### THE TASK
Would you restate all the data that follows, word for word?

-------- DATA FOR THE TASK --------

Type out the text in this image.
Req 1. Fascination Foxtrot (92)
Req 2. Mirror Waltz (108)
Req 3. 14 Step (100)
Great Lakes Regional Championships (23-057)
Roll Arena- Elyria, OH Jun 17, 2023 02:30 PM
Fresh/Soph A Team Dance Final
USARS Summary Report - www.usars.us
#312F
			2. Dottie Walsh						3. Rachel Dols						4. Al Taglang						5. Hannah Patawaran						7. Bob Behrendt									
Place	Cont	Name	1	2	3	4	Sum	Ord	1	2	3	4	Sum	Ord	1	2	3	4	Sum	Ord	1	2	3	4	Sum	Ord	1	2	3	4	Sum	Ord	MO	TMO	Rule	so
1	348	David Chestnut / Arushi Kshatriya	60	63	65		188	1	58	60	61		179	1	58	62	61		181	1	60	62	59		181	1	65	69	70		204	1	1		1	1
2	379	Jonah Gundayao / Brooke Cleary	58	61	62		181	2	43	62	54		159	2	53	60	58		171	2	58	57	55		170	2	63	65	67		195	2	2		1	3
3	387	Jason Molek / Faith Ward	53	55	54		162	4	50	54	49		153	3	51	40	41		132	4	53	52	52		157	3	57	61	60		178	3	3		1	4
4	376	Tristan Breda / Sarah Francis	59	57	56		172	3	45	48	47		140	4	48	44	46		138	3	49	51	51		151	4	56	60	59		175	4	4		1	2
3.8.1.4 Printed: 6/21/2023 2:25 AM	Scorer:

--------

### RESULT OF THIS TASK
Type out the text in this image.
Req 1. Fascination Foxtrot (92)
Req 2. Mirror Waltz (108)
Req 3. 14 Step (100)
Great Lakes Regional Championships (23-057)
Roll Arena- Elyria, OH Jun 17, 2023 02:30 PM
Fresh/Soph A Team Dance Final
USARS Summary Report - www.usars.us
#312F
			2. Dottie Walsh						3. Rachel Dols						4. Al Taglang						5. Hannah Patawaran						7. Bob Behrendt									
Place	Cont	Name	1	2	3	4	Sum	Ord	1	2	3	4	Sum	Ord	1	2	3	4	Sum	Ord	1	2	3	4	Sum	Ord	1	2	3	4	Sum	Ord	MO	TMO	Rule	so
1	348	David Chestnut / Arushi Kshatriya	60	63	65		188	1	58	60	61		179	1	58	62	61		181	1	60	62	59		181	1	65	69	70		204	1	1		1	1
2	379	Jonah Gundayao / Brooke Cleary	58	61	62		181	2	43	62	54		159	2	53	60	58		171	2	58	57	55		170	2	63	65	67		195	2	2		1	3
3	387	Jason Molek / Faith Ward	53	55	54		162	4	50	54	49		153	3	51	40	41		132	4	53	52	52		157	3	57	61	60		178	3	3		1	4
4	376	Tristan Breda / Sarah Francis	59	57	56		172	3	45	48	47		140	4	48	44	46		138	3	49	51	51		151	4	56	60	59		175	4	4		1	2
3.8.1.4 Printed: 6/21/2023 2:25 AM	Scorer:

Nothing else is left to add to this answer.